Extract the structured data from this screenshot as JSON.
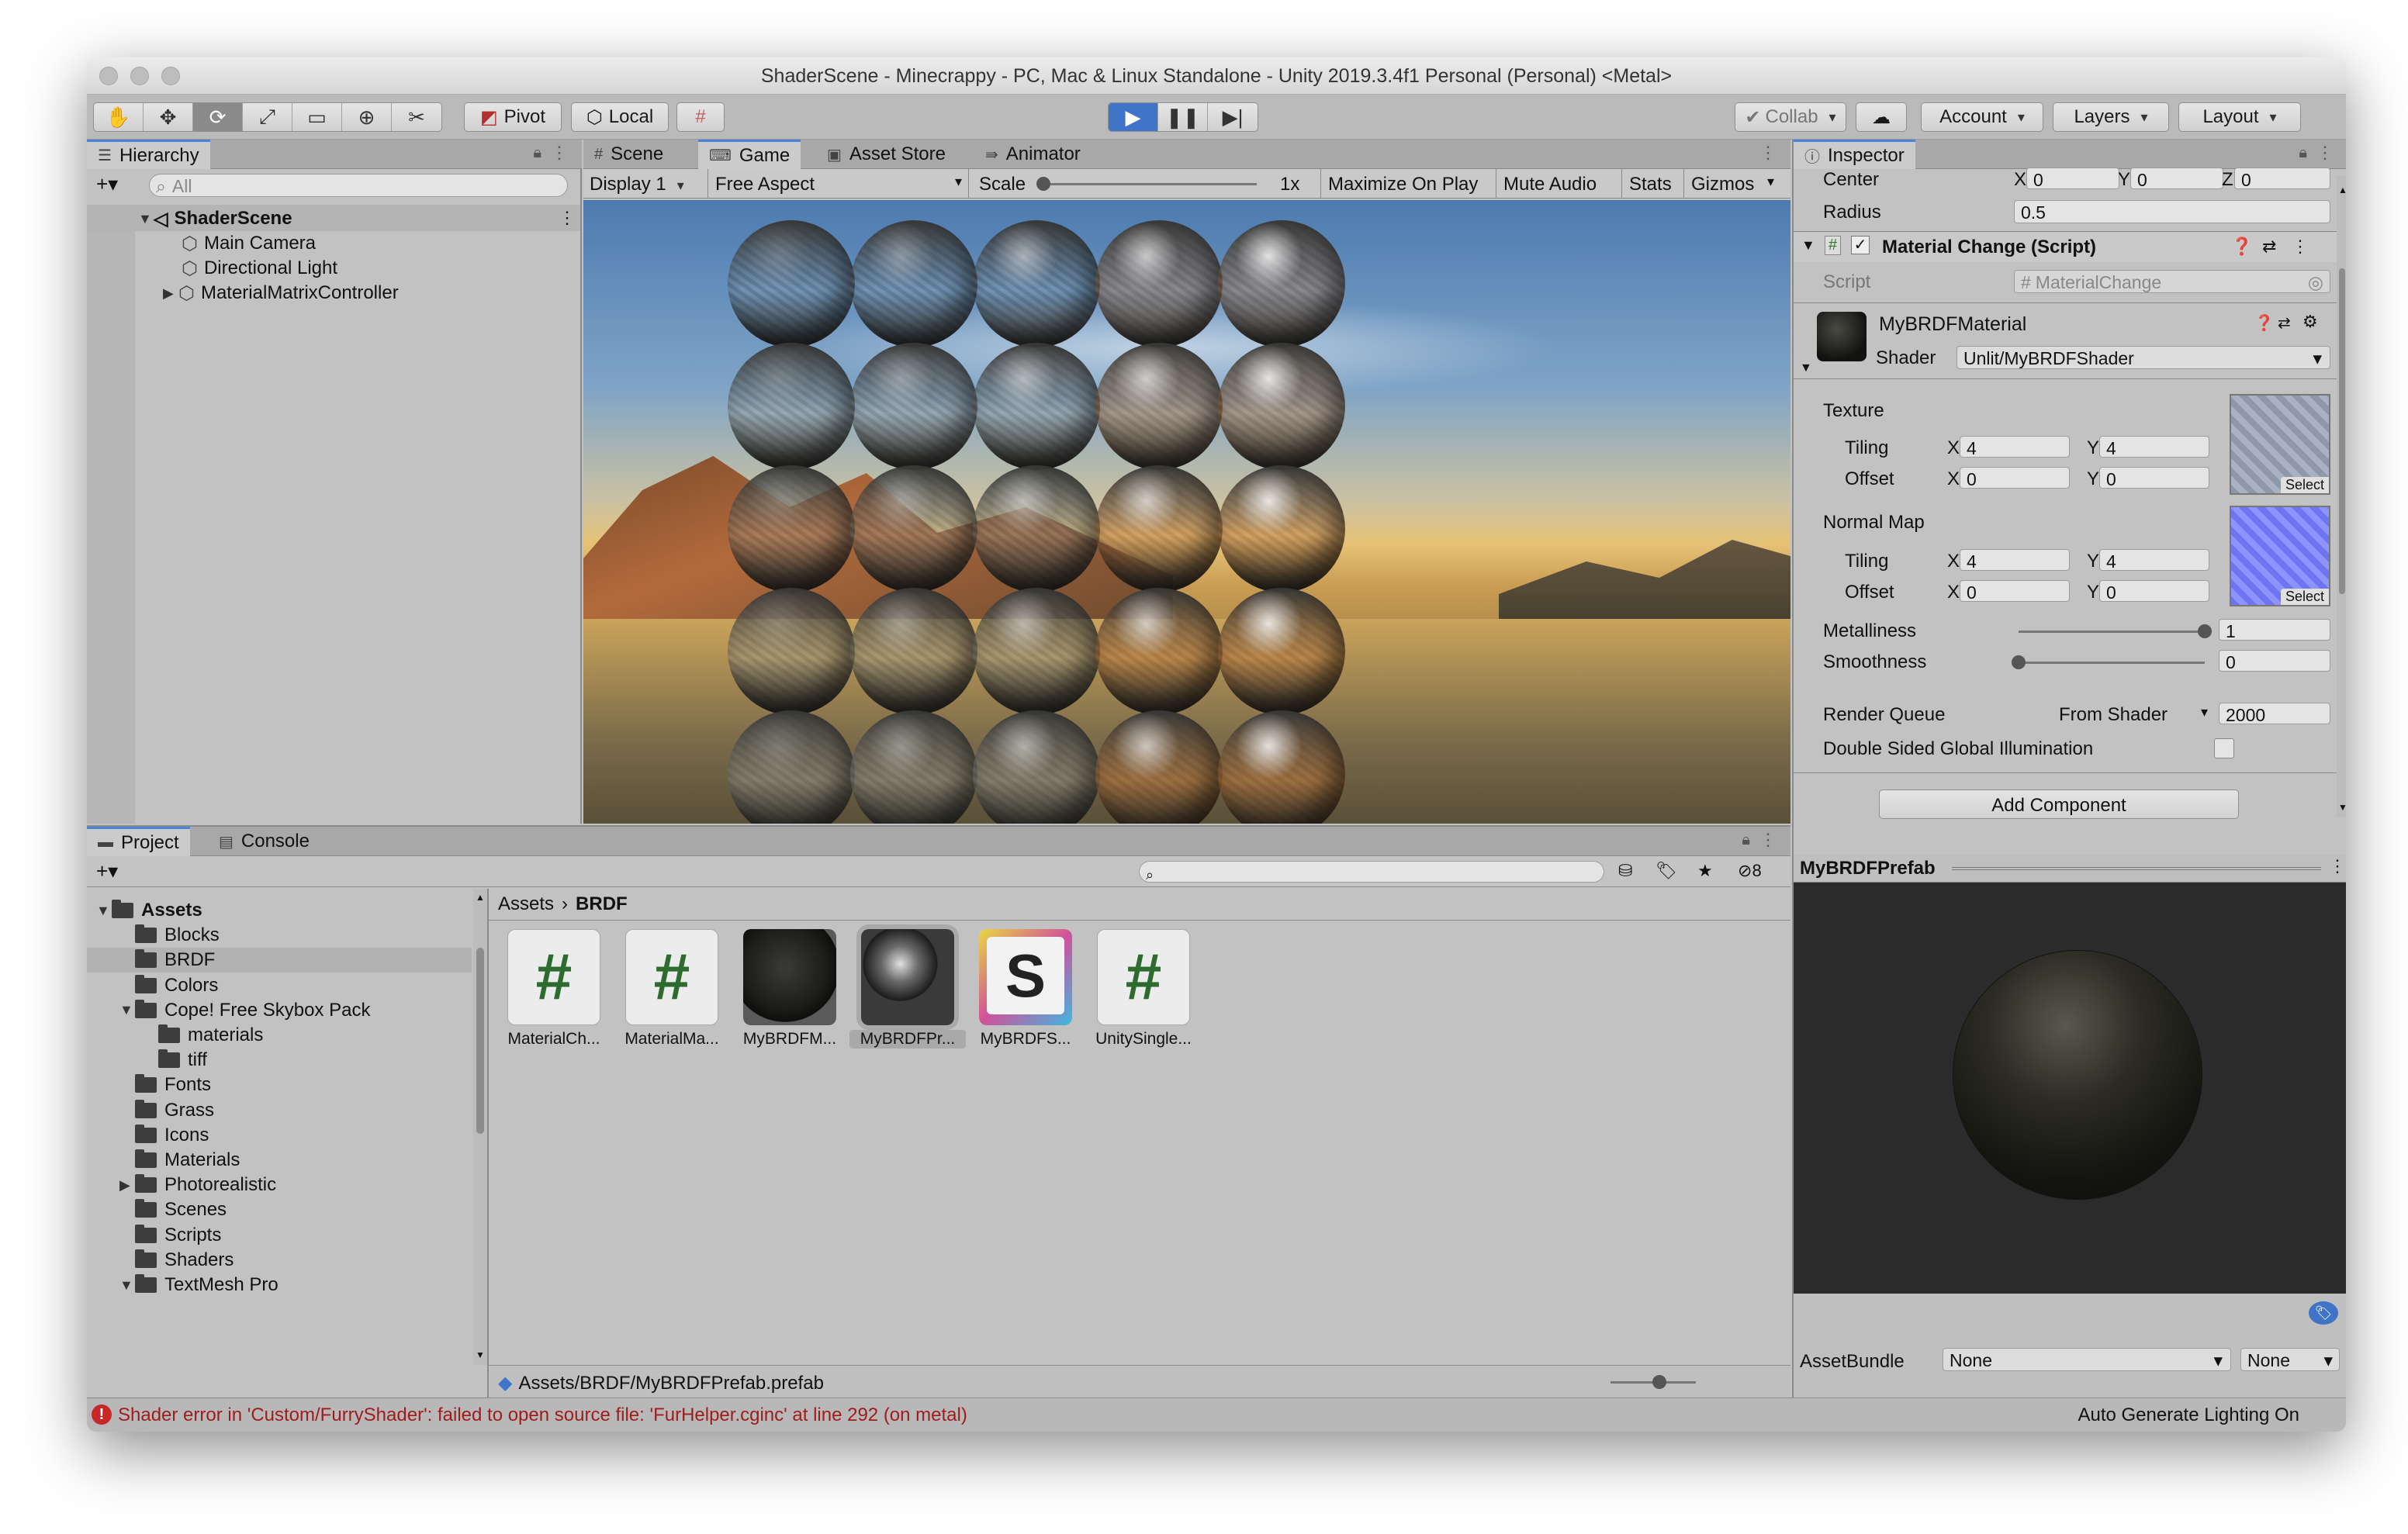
{
  "window": {
    "title": "ShaderScene - Minecrappy - PC, Mac & Linux Standalone - Unity 2019.3.4f1 Personal (Personal) <Metal>"
  },
  "toolbar": {
    "pivot": "Pivot",
    "local": "Local",
    "collab": "Collab",
    "account": "Account",
    "layers": "Layers",
    "layout": "Layout"
  },
  "hierarchy": {
    "tab": "Hierarchy",
    "search_placeholder": "All",
    "scene": "ShaderScene",
    "items": [
      "Main Camera",
      "Directional Light",
      "MaterialMatrixController"
    ]
  },
  "view_tabs": {
    "scene": "Scene",
    "game": "Game",
    "asset_store": "Asset Store",
    "animator": "Animator"
  },
  "game_bar": {
    "display": "Display 1",
    "aspect": "Free Aspect",
    "scale_label": "Scale",
    "scale_value": "1x",
    "maximize": "Maximize On Play",
    "mute": "Mute Audio",
    "stats": "Stats",
    "gizmos": "Gizmos"
  },
  "inspector": {
    "tab": "Inspector",
    "center_label": "Center",
    "center": {
      "x": "0",
      "y": "0",
      "z": "0"
    },
    "radius_label": "Radius",
    "radius": "0.5",
    "component": "Material Change (Script)",
    "script_label": "Script",
    "script_value": "MaterialChange",
    "material_name": "MyBRDFMaterial",
    "shader_label": "Shader",
    "shader_value": "Unlit/MyBRDFShader",
    "texture_label": "Texture",
    "tiling_label": "Tiling",
    "offset_label": "Offset",
    "texture_tiling": {
      "x": "4",
      "y": "4"
    },
    "texture_offset": {
      "x": "0",
      "y": "0"
    },
    "normal_map_label": "Normal Map",
    "normal_tiling": {
      "x": "4",
      "y": "4"
    },
    "normal_offset": {
      "x": "0",
      "y": "0"
    },
    "select": "Select",
    "metalliness_label": "Metalliness",
    "metalliness": "1",
    "smoothness_label": "Smoothness",
    "smoothness": "0",
    "render_queue_label": "Render Queue",
    "render_queue_mode": "From Shader",
    "render_queue": "2000",
    "double_sided_label": "Double Sided Global Illumination",
    "add_component": "Add Component",
    "preview_title": "MyBRDFPrefab",
    "assetbundle_label": "AssetBundle",
    "assetbundle_value": "None",
    "assetbundle_variant": "None",
    "xyz": {
      "x": "X",
      "y": "Y",
      "z": "Z"
    }
  },
  "project": {
    "tab": "Project",
    "console_tab": "Console",
    "hidden_count": "8",
    "breadcrumb_root": "Assets",
    "breadcrumb_current": "BRDF",
    "tree": [
      {
        "label": "Assets",
        "depth": 0,
        "arrow": "▼",
        "bold": true
      },
      {
        "label": "Blocks",
        "depth": 1,
        "arrow": ""
      },
      {
        "label": "BRDF",
        "depth": 1,
        "arrow": "",
        "selected": true
      },
      {
        "label": "Colors",
        "depth": 1,
        "arrow": ""
      },
      {
        "label": "Cope! Free Skybox Pack",
        "depth": 1,
        "arrow": "▼"
      },
      {
        "label": "materials",
        "depth": 2,
        "arrow": ""
      },
      {
        "label": "tiff",
        "depth": 2,
        "arrow": ""
      },
      {
        "label": "Fonts",
        "depth": 1,
        "arrow": ""
      },
      {
        "label": "Grass",
        "depth": 1,
        "arrow": ""
      },
      {
        "label": "Icons",
        "depth": 1,
        "arrow": ""
      },
      {
        "label": "Materials",
        "depth": 1,
        "arrow": ""
      },
      {
        "label": "Photorealistic",
        "depth": 1,
        "arrow": "▶"
      },
      {
        "label": "Scenes",
        "depth": 1,
        "arrow": ""
      },
      {
        "label": "Scripts",
        "depth": 1,
        "arrow": ""
      },
      {
        "label": "Shaders",
        "depth": 1,
        "arrow": ""
      },
      {
        "label": "TextMesh Pro",
        "depth": 1,
        "arrow": "▼"
      }
    ],
    "assets": [
      {
        "label": "MaterialCh...",
        "kind": "script"
      },
      {
        "label": "MaterialMa...",
        "kind": "script"
      },
      {
        "label": "MyBRDFM...",
        "kind": "material"
      },
      {
        "label": "MyBRDFPr...",
        "kind": "prefab",
        "selected": true
      },
      {
        "label": "MyBRDFS...",
        "kind": "shader"
      },
      {
        "label": "UnitySingle...",
        "kind": "script"
      }
    ],
    "selected_path": "Assets/BRDF/MyBRDFPrefab.prefab"
  },
  "status": {
    "error": "Shader error in 'Custom/FurryShader': failed to open source file: 'FurHelper.cginc' at line 292 (on metal)",
    "lighting": "Auto Generate Lighting On"
  },
  "colors": {
    "accent": "#4a84d8",
    "error": "#b32222"
  }
}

STATED PROBLEM: Repeat the data exactly in full, omitting its pictures.

RESPONSE BELOW:
Extract the structured data from this screenshot as JSON.
{
  "window": {
    "title": "ShaderScene - Minecrappy - PC, Mac & Linux Standalone - Unity 2019.3.4f1 Personal (Personal) <Metal>"
  },
  "toolbar": {
    "pivot": "Pivot",
    "local": "Local",
    "collab": "Collab",
    "account": "Account",
    "layers": "Layers",
    "layout": "Layout"
  },
  "hierarchy": {
    "tab": "Hierarchy",
    "search_placeholder": "All",
    "scene": "ShaderScene",
    "items": [
      "Main Camera",
      "Directional Light",
      "MaterialMatrixController"
    ]
  },
  "view_tabs": {
    "scene": "Scene",
    "game": "Game",
    "asset_store": "Asset Store",
    "animator": "Animator"
  },
  "game_bar": {
    "display": "Display 1",
    "aspect": "Free Aspect",
    "scale_label": "Scale",
    "scale_value": "1x",
    "maximize": "Maximize On Play",
    "mute": "Mute Audio",
    "stats": "Stats",
    "gizmos": "Gizmos"
  },
  "inspector": {
    "tab": "Inspector",
    "center_label": "Center",
    "center": {
      "x": "0",
      "y": "0",
      "z": "0"
    },
    "radius_label": "Radius",
    "radius": "0.5",
    "component": "Material Change (Script)",
    "script_label": "Script",
    "script_value": "MaterialChange",
    "material_name": "MyBRDFMaterial",
    "shader_label": "Shader",
    "shader_value": "Unlit/MyBRDFShader",
    "texture_label": "Texture",
    "tiling_label": "Tiling",
    "offset_label": "Offset",
    "texture_tiling": {
      "x": "4",
      "y": "4"
    },
    "texture_offset": {
      "x": "0",
      "y": "0"
    },
    "normal_map_label": "Normal Map",
    "normal_tiling": {
      "x": "4",
      "y": "4"
    },
    "normal_offset": {
      "x": "0",
      "y": "0"
    },
    "select": "Select",
    "metalliness_label": "Metalliness",
    "metalliness": "1",
    "smoothness_label": "Smoothness",
    "smoothness": "0",
    "render_queue_label": "Render Queue",
    "render_queue_mode": "From Shader",
    "render_queue": "2000",
    "double_sided_label": "Double Sided Global Illumination",
    "add_component": "Add Component",
    "preview_title": "MyBRDFPrefab",
    "assetbundle_label": "AssetBundle",
    "assetbundle_value": "None",
    "assetbundle_variant": "None",
    "xyz": {
      "x": "X",
      "y": "Y",
      "z": "Z"
    }
  },
  "project": {
    "tab": "Project",
    "console_tab": "Console",
    "hidden_count": "8",
    "breadcrumb_root": "Assets",
    "breadcrumb_current": "BRDF",
    "tree": [
      {
        "label": "Assets",
        "depth": 0,
        "arrow": "▼",
        "bold": true
      },
      {
        "label": "Blocks",
        "depth": 1,
        "arrow": ""
      },
      {
        "label": "BRDF",
        "depth": 1,
        "arrow": "",
        "selected": true
      },
      {
        "label": "Colors",
        "depth": 1,
        "arrow": ""
      },
      {
        "label": "Cope! Free Skybox Pack",
        "depth": 1,
        "arrow": "▼"
      },
      {
        "label": "materials",
        "depth": 2,
        "arrow": ""
      },
      {
        "label": "tiff",
        "depth": 2,
        "arrow": ""
      },
      {
        "label": "Fonts",
        "depth": 1,
        "arrow": ""
      },
      {
        "label": "Grass",
        "depth": 1,
        "arrow": ""
      },
      {
        "label": "Icons",
        "depth": 1,
        "arrow": ""
      },
      {
        "label": "Materials",
        "depth": 1,
        "arrow": ""
      },
      {
        "label": "Photorealistic",
        "depth": 1,
        "arrow": "▶"
      },
      {
        "label": "Scenes",
        "depth": 1,
        "arrow": ""
      },
      {
        "label": "Scripts",
        "depth": 1,
        "arrow": ""
      },
      {
        "label": "Shaders",
        "depth": 1,
        "arrow": ""
      },
      {
        "label": "TextMesh Pro",
        "depth": 1,
        "arrow": "▼"
      }
    ],
    "assets": [
      {
        "label": "MaterialCh...",
        "kind": "script"
      },
      {
        "label": "MaterialMa...",
        "kind": "script"
      },
      {
        "label": "MyBRDFM...",
        "kind": "material"
      },
      {
        "label": "MyBRDFPr...",
        "kind": "prefab",
        "selected": true
      },
      {
        "label": "MyBRDFS...",
        "kind": "shader"
      },
      {
        "label": "UnitySingle...",
        "kind": "script"
      }
    ],
    "selected_path": "Assets/BRDF/MyBRDFPrefab.prefab"
  },
  "status": {
    "error": "Shader error in 'Custom/FurryShader': failed to open source file: 'FurHelper.cginc' at line 292 (on metal)",
    "lighting": "Auto Generate Lighting On"
  },
  "colors": {
    "accent": "#4a84d8",
    "error": "#b32222"
  }
}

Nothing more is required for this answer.